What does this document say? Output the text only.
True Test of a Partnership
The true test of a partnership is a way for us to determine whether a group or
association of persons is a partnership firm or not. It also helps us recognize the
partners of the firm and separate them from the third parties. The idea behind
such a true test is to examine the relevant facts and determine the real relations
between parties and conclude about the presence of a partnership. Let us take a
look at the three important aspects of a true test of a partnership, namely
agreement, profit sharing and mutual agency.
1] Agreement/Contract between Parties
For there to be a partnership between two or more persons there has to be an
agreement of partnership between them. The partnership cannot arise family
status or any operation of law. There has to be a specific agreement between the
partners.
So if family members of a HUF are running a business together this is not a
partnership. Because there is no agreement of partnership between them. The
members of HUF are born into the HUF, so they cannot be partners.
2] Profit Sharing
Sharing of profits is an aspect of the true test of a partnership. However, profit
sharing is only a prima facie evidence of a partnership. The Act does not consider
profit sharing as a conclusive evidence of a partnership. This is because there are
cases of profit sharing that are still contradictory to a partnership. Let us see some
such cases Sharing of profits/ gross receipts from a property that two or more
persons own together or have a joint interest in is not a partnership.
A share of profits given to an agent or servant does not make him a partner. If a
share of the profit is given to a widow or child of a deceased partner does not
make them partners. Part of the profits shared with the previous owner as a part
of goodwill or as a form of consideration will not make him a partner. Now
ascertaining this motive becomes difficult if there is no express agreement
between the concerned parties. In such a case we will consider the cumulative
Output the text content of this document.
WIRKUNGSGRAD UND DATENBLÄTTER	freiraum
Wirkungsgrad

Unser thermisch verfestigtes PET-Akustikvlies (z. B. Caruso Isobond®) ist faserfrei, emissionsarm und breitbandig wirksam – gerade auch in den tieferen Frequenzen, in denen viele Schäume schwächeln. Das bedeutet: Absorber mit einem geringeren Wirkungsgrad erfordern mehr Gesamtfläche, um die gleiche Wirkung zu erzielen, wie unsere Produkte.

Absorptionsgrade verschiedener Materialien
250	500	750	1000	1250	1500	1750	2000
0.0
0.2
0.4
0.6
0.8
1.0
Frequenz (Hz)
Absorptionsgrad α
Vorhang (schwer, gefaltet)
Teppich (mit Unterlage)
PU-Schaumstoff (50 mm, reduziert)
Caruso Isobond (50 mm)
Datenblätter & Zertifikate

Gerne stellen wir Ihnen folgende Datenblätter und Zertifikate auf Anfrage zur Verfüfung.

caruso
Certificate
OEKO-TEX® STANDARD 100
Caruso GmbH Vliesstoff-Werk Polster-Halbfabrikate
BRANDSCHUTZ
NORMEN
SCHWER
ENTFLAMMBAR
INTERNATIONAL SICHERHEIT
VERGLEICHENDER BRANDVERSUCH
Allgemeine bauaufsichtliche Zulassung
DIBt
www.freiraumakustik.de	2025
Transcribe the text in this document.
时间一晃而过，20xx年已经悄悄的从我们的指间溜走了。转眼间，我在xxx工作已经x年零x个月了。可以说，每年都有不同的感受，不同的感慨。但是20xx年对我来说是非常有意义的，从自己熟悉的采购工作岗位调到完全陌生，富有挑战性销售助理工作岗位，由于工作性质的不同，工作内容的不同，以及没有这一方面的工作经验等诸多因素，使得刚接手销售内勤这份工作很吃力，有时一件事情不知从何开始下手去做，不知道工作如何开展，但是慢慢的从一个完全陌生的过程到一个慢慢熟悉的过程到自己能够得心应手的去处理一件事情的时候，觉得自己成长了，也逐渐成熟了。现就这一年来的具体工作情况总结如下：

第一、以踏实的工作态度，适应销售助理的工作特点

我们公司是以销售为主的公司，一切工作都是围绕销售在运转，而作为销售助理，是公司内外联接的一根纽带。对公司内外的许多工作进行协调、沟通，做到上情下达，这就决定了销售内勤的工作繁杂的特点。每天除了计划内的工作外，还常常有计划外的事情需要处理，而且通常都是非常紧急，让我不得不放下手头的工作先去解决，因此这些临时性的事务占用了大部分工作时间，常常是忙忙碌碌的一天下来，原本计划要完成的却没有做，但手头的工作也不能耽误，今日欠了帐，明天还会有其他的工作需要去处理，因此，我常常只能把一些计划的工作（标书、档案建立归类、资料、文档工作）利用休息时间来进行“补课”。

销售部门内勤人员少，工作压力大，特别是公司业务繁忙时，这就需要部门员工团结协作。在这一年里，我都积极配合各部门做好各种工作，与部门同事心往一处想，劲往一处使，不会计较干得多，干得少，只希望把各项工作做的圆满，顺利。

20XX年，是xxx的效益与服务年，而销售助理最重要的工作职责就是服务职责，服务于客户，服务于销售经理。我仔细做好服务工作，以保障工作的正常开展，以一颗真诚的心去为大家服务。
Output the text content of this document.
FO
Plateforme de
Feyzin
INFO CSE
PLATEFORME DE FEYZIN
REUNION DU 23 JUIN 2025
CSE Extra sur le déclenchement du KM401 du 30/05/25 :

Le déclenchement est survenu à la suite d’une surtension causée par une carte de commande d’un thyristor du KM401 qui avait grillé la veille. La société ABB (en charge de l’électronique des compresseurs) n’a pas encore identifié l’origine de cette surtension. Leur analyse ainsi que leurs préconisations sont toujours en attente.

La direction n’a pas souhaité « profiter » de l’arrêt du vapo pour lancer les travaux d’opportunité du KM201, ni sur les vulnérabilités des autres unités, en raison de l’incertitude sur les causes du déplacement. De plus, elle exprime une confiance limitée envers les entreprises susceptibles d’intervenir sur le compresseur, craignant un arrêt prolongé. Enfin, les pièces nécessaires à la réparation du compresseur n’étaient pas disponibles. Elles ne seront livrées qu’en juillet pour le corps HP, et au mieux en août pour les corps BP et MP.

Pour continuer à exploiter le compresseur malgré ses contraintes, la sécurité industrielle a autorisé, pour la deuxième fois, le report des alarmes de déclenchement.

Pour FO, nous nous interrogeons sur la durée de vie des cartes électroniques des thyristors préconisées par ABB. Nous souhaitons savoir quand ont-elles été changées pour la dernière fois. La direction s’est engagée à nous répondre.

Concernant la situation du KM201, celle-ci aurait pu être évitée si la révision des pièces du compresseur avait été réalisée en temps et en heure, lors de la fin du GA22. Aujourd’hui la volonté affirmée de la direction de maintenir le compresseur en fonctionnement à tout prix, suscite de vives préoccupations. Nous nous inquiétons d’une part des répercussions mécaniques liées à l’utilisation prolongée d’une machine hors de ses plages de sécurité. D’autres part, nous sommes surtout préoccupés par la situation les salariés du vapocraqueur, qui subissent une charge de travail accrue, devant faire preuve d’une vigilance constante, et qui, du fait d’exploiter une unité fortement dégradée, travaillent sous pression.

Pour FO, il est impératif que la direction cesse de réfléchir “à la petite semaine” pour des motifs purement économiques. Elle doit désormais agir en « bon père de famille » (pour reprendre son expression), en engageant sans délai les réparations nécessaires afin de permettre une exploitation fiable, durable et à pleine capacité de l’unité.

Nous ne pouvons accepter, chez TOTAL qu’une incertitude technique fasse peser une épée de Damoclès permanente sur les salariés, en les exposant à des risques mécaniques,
*****
## The request
Search the lines above for the string "Nous" and copy each line that has it.

## Solution
Pour FO, nous nous interrogeons sur la durée de vie des cartes électroniques des thyristors préconisées par ABB. Nous souhaitons savoir quand ont-elles été changées pour la dernière fois. La direction s’est engagée à nous répondre.
Concernant la situation du KM201, celle-ci aurait pu être évitée si la révision des pièces du compresseur avait été réalisée en temps et en heure, lors de la fin du GA22. Aujourd’hui la volonté affirmée de la direction de maintenir le compresseur en fonctionnement à tout prix, suscite de vives préoccupations. Nous nous inquiétons d’une part des répercussions mécaniques liées à l’utilisation prolongée d’une machine hors de ses plages de sécurité. D’autres part, nous sommes surtout préoccupés par la situation les salariés du vapocraqueur, qui subissent une charge de travail accrue, devant faire preuve d’une vigilance constante, et qui, du fait d’exploiter une unité fortement dégradée, travaillent sous pression.
Nous ne pouvons accepter, chez TOTAL qu’une incertitude technique fasse peser une épée de Damoclès permanente sur les salariés, en les exposant à des risques mécaniques,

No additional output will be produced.